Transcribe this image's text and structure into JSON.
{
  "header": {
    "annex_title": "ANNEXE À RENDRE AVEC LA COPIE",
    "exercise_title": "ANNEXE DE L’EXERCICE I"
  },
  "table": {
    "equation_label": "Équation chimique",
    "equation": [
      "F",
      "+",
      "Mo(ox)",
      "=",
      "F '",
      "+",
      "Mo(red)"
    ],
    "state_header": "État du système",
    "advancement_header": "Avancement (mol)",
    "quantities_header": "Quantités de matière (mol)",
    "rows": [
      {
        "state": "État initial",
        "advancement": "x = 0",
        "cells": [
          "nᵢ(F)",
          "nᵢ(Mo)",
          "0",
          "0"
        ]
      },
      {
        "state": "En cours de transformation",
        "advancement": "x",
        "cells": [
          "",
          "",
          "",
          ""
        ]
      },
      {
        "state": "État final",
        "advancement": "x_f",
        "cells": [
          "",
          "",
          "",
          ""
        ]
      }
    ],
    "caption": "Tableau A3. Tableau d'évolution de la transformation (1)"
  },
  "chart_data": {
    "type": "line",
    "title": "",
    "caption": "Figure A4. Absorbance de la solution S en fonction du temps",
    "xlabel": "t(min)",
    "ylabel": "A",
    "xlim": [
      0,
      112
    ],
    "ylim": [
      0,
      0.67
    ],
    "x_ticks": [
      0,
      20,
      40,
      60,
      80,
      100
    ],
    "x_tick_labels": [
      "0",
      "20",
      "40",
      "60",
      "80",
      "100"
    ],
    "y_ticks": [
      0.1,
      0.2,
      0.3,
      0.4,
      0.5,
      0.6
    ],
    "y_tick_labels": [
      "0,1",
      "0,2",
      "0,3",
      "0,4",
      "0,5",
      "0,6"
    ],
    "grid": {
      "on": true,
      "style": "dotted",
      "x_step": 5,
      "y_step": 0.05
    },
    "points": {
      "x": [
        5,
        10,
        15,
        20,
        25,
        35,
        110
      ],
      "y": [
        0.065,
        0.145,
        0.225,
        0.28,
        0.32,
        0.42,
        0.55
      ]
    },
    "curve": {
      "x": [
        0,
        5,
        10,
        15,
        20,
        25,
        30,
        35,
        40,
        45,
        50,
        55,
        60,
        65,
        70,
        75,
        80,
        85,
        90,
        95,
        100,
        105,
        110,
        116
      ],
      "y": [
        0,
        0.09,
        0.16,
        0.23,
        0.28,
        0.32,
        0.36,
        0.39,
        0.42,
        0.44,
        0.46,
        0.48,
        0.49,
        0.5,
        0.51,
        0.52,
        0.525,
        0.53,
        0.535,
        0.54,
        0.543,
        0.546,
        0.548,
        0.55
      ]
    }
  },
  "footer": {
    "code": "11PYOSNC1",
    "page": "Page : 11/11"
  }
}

········

→ **WORK TO BE COMPLETED**:
Count every line in the preceding entries where the string "caption" appears, then state only the total.

→ **EXERCISE SOLUTION**:
2